**Rows**
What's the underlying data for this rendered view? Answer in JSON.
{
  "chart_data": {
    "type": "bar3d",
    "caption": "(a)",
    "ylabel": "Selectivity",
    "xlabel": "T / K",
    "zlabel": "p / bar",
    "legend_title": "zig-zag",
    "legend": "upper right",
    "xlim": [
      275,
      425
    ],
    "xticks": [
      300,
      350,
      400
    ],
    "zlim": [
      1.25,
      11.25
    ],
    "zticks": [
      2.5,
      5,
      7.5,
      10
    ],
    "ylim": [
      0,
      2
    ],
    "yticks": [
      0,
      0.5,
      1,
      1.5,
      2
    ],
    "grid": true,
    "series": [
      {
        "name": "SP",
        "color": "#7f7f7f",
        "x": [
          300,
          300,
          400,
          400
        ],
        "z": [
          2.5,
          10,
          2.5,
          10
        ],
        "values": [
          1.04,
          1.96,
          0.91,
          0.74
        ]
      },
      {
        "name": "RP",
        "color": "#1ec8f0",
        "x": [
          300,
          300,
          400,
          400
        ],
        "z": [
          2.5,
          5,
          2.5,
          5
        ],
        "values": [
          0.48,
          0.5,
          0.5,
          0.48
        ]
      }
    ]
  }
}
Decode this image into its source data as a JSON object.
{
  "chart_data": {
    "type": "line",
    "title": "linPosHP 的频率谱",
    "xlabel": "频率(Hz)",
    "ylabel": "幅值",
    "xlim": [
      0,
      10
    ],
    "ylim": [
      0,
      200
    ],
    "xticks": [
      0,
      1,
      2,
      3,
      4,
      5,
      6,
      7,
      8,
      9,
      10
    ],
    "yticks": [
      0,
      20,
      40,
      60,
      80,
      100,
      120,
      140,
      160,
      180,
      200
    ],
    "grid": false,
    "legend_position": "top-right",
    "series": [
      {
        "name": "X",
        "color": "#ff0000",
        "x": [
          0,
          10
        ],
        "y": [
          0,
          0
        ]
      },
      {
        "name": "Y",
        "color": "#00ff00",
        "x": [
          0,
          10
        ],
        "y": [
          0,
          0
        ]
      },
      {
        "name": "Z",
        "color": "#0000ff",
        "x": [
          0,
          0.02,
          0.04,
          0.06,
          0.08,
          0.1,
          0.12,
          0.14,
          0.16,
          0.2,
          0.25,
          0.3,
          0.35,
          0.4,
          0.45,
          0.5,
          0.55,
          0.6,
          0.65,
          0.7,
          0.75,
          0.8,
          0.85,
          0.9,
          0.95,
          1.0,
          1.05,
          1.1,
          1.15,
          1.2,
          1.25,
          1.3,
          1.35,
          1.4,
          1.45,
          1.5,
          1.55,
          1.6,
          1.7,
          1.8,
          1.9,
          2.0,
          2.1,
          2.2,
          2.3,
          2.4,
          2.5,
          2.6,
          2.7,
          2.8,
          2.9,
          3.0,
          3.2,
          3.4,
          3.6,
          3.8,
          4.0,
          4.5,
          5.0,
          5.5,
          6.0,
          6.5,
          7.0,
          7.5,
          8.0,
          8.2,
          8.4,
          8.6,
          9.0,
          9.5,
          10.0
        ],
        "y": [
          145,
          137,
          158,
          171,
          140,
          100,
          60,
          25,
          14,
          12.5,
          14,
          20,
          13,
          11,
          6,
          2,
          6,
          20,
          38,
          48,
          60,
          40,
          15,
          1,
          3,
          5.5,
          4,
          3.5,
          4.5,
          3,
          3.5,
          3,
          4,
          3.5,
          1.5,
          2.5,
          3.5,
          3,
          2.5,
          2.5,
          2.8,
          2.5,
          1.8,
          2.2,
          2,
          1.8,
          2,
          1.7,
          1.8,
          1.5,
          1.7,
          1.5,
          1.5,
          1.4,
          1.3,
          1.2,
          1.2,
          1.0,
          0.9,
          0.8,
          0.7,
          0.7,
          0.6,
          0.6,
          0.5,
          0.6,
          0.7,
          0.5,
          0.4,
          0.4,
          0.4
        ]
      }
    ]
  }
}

**Short problem**
Repeat the data exactly. Leave nothing out.

**Exercise output**
What's the underlying data for this rendered view? Answer in JSON.
{
  "chart_data": {
    "type": "bar3d",
    "caption": "(a)",
    "ylabel": "Selectivity",
    "xlabel": "T / K",
    "zlabel": "p / bar",
    "legend_title": "zig-zag",
    "legend": "upper right",
    "xlim": [
      275,
      425
    ],
    "xticks": [
      300,
      350,
      400
    ],
    "zlim": [
      1.25,
      11.25
    ],
    "zticks": [
      2.5,
      5,
      7.5,
      10
    ],
    "ylim": [
      0,
      2
    ],
    "yticks": [
      0,
      0.5,
      1,
      1.5,
      2
    ],
    "grid": true,
    "series": [
      {
        "name": "SP",
        "color": "#7f7f7f",
        "x": [
          300,
          300,
          400,
          400
        ],
        "z": [
          2.5,
          10,
          2.5,
          10
        ],
        "values": [
          1.04,
          1.96,
          0.91,
          0.74
        ]
      },
      {
        "name": "RP",
        "color": "#1ec8f0",
        "x": [
          300,
          300,
          400,
          400
        ],
        "z": [
          2.5,
          5,
          2.5,
          5
        ],
        "values": [
          0.48,
          0.5,
          0.5,
          0.48
        ]
      }
    ]
  }
}
Decode this image into its source data as a JSON object.
{
  "chart_data": {
    "type": "line",
    "title": "linPosHP 的频率谱",
    "xlabel": "频率(Hz)",
    "ylabel": "幅值",
    "xlim": [
      0,
      10
    ],
    "ylim": [
      0,
      200
    ],
    "xticks": [
      0,
      1,
      2,
      3,
      4,
      5,
      6,
      7,
      8,
      9,
      10
    ],
    "yticks": [
      0,
      20,
      40,
      60,
      80,
      100,
      120,
      140,
      160,
      180,
      200
    ],
    "grid": false,
    "legend_position": "top-right",
    "series": [
      {
        "name": "X",
        "color": "#ff0000",
        "x": [
          0,
          10
        ],
        "y": [
          0,
          0
        ]
      },
      {
        "name": "Y",
        "color": "#00ff00",
        "x": [
          0,
          10
        ],
        "y": [
          0,
          0
        ]
      },
      {
        "name": "Z",
        "color": "#0000ff",
        "x": [
          0,
          0.02,
          0.04,
          0.06,
          0.08,
          0.1,
          0.12,
          0.14,
          0.16,
          0.2,
          0.25,
          0.3,
          0.35,
          0.4,
          0.45,
          0.5,
          0.55,
          0.6,
          0.65,
          0.7,
          0.75,
          0.8,
          0.85,
          0.9,
          0.95,
          1.0,
          1.05,
          1.1,
          1.15,
          1.2,
          1.25,
          1.3,
          1.35,
          1.4,
          1.45,
          1.5,
          1.55,
          1.6,
          1.7,
          1.8,
          1.9,
          2.0,
          2.1,
          2.2,
          2.3,
          2.4,
          2.5,
          2.6,
          2.7,
          2.8,
          2.9,
          3.0,
          3.2,
          3.4,
          3.6,
          3.8,
          4.0,
          4.5,
          5.0,
          5.5,
          6.0,
          6.5,
          7.0,
          7.5,
          8.0,
          8.2,
          8.4,
          8.6,
          9.0,
          9.5,
          10.0
        ],
        "y": [
          145,
          137,
          158,
          171,
          140,
          100,
          60,
          25,
          14,
          12.5,
          14,
          20,
          13,
          11,
          6,
          2,
          6,
          20,
          38,
          48,
          60,
          40,
          15,
          1,
          3,
          5.5,
          4,
          3.5,
          4.5,
          3,
          3.5,
          3,
          4,
          3.5,
          1.5,
          2.5,
          3.5,
          3,
          2.5,
          2.5,
          2.8,
          2.5,
          1.8,
          2.2,
          2,
          1.8,
          2,
          1.7,
          1.8,
          1.5,
          1.7,
          1.5,
          1.5,
          1.4,
          1.3,
          1.2,
          1.2,
          1.0,
          0.9,
          0.8,
          0.7,
          0.7,
          0.6,
          0.6,
          0.5,
          0.6,
          0.7,
          0.5,
          0.4,
          0.4,
          0.4
        ]
      }
    ]
  }
}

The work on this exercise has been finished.